__GIVEN REQUEST__
Leave out the pictures and reproduce all of the data exactly.

---------- INPUT MATERIAL

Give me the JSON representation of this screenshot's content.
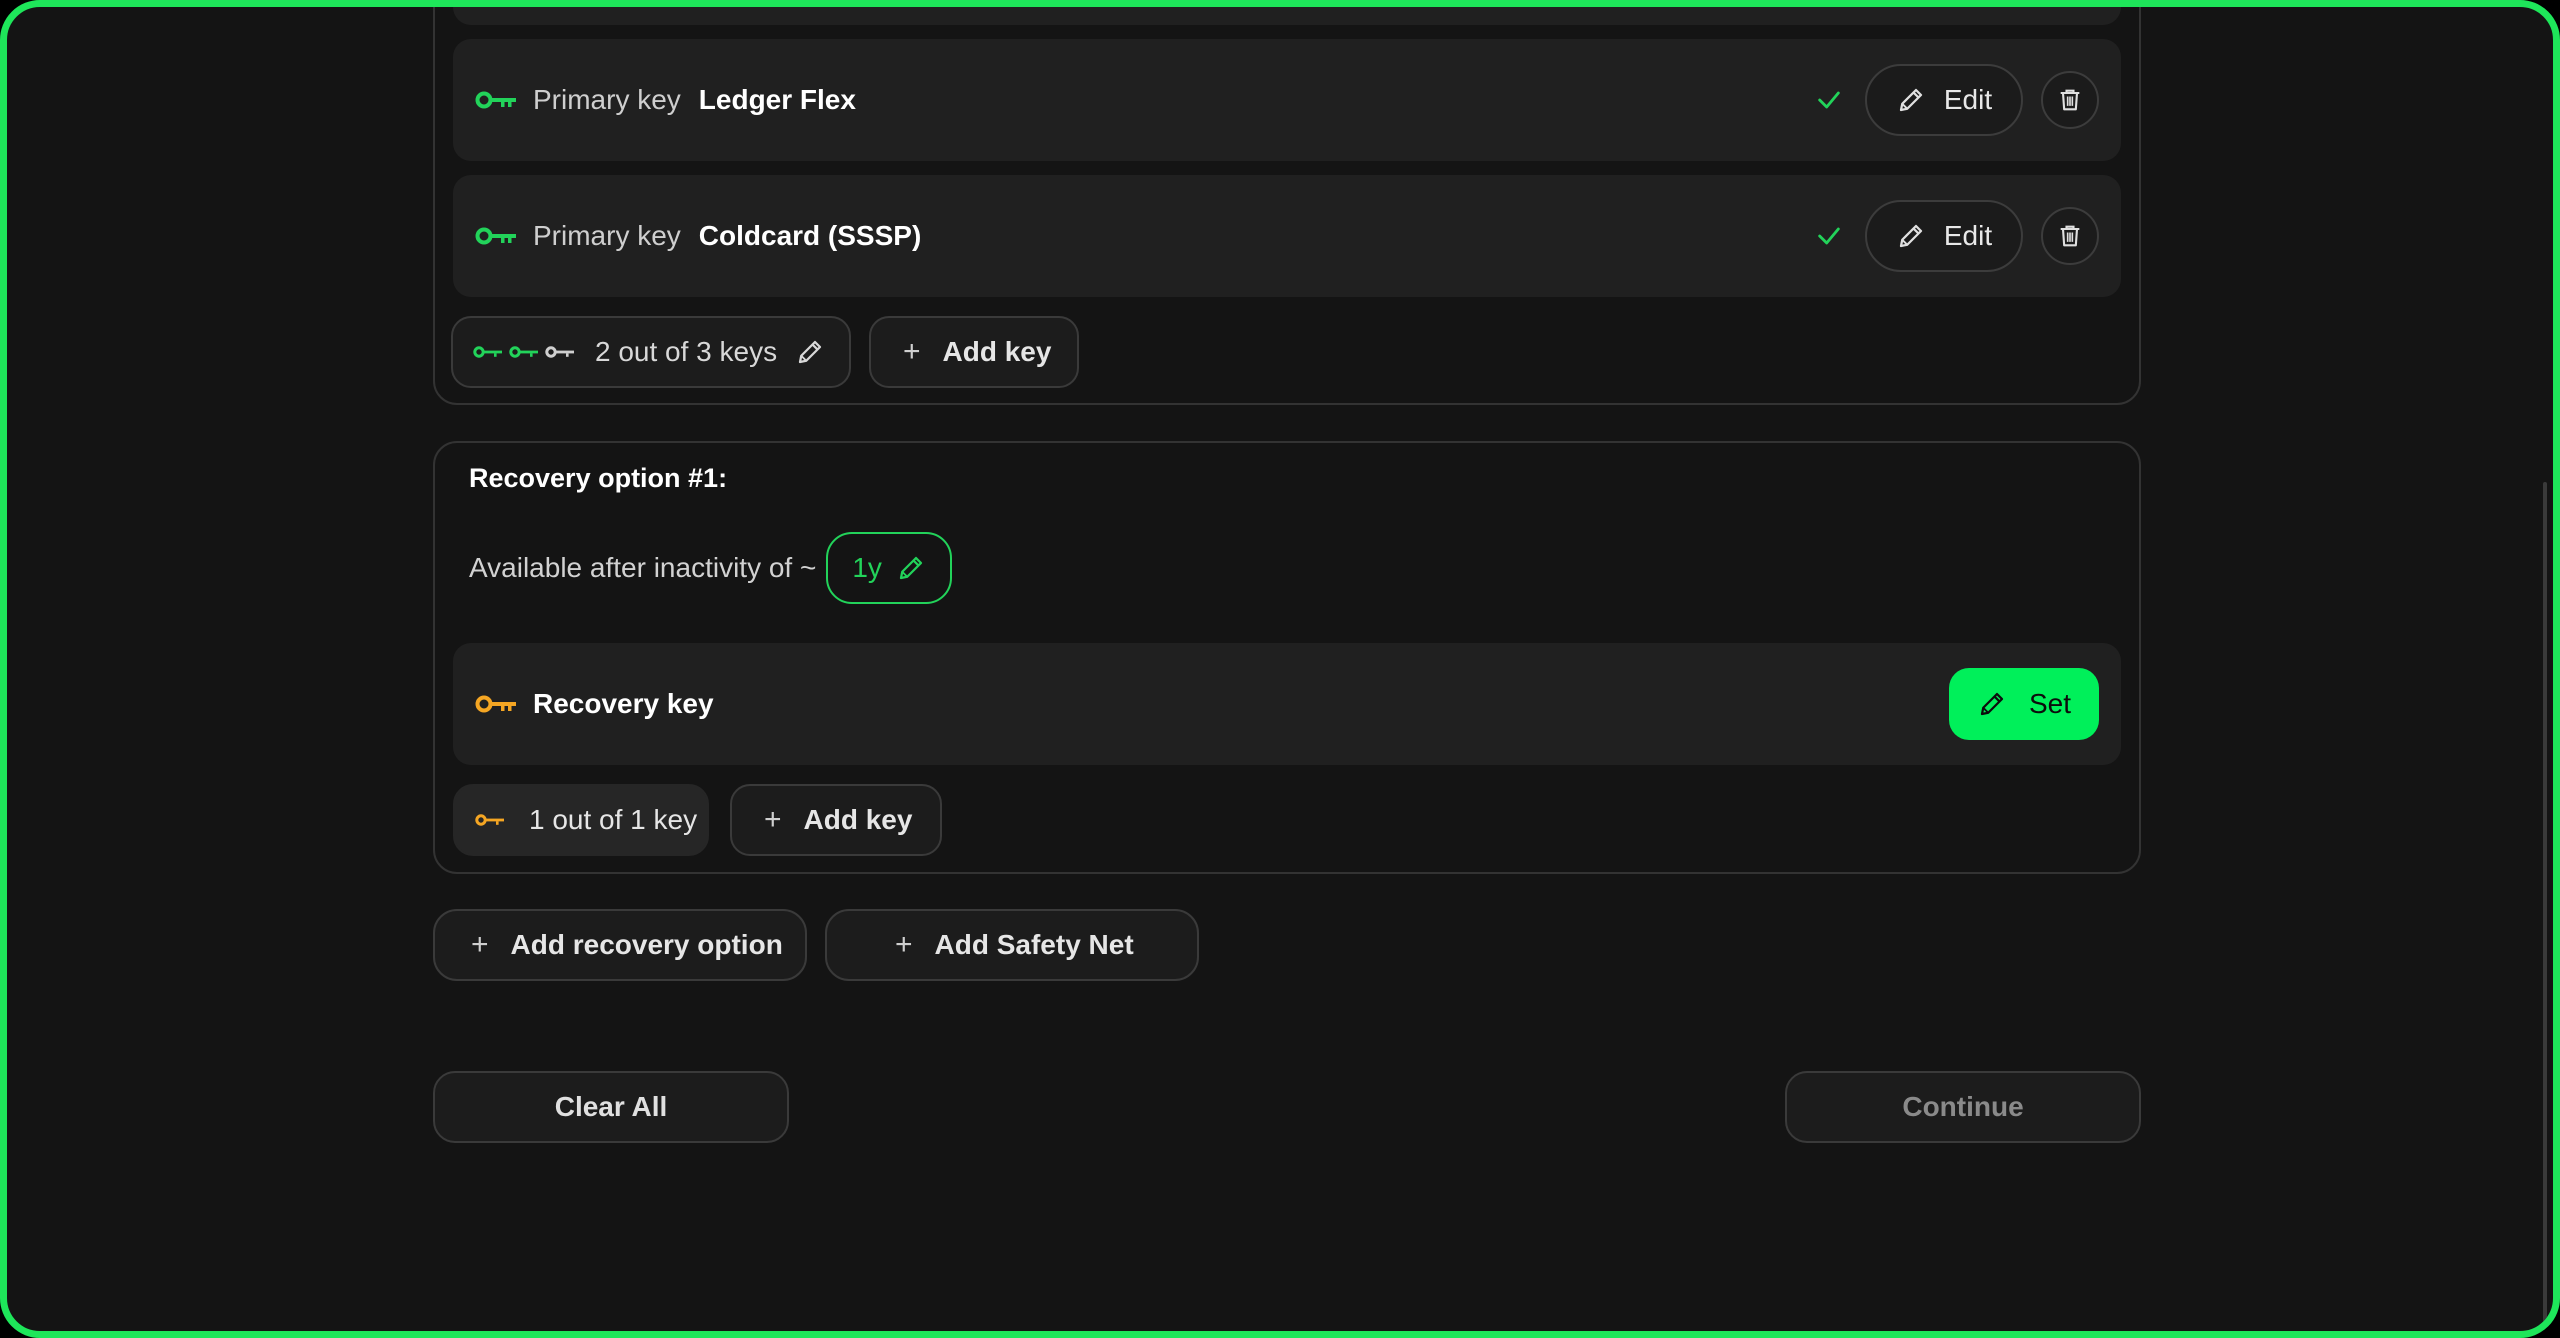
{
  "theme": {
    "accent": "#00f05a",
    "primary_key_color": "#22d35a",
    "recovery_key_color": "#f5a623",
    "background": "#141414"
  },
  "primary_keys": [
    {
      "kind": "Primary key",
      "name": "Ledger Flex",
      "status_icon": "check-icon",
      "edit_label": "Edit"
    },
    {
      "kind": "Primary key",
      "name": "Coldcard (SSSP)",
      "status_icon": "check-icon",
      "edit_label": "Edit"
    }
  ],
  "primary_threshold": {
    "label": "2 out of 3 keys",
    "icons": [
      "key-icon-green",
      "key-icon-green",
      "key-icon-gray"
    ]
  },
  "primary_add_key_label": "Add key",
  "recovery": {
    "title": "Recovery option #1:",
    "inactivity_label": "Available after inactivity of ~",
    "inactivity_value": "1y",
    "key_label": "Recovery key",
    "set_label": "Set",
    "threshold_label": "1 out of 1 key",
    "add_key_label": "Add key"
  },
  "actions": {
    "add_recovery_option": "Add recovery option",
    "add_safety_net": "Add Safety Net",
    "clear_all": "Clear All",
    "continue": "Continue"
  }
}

--------------------

__ANSWER TO THIS TASK__
Give me the JSON representation of this screenshot's content.
{
  "theme": {
    "accent": "#00f05a",
    "primary_key_color": "#22d35a",
    "recovery_key_color": "#f5a623",
    "background": "#141414"
  },
  "primary_keys": [
    {
      "kind": "Primary key",
      "name": "Ledger Flex",
      "status_icon": "check-icon",
      "edit_label": "Edit"
    },
    {
      "kind": "Primary key",
      "name": "Coldcard (SSSP)",
      "status_icon": "check-icon",
      "edit_label": "Edit"
    }
  ],
  "primary_threshold": {
    "label": "2 out of 3 keys",
    "icons": [
      "key-icon-green",
      "key-icon-green",
      "key-icon-gray"
    ]
  },
  "primary_add_key_label": "Add key",
  "recovery": {
    "title": "Recovery option #1:",
    "inactivity_label": "Available after inactivity of ~",
    "inactivity_value": "1y",
    "key_label": "Recovery key",
    "set_label": "Set",
    "threshold_label": "1 out of 1 key",
    "add_key_label": "Add key"
  },
  "actions": {
    "add_recovery_option": "Add recovery option",
    "add_safety_net": "Add Safety Net",
    "clear_all": "Clear All",
    "continue": "Continue"
  }
}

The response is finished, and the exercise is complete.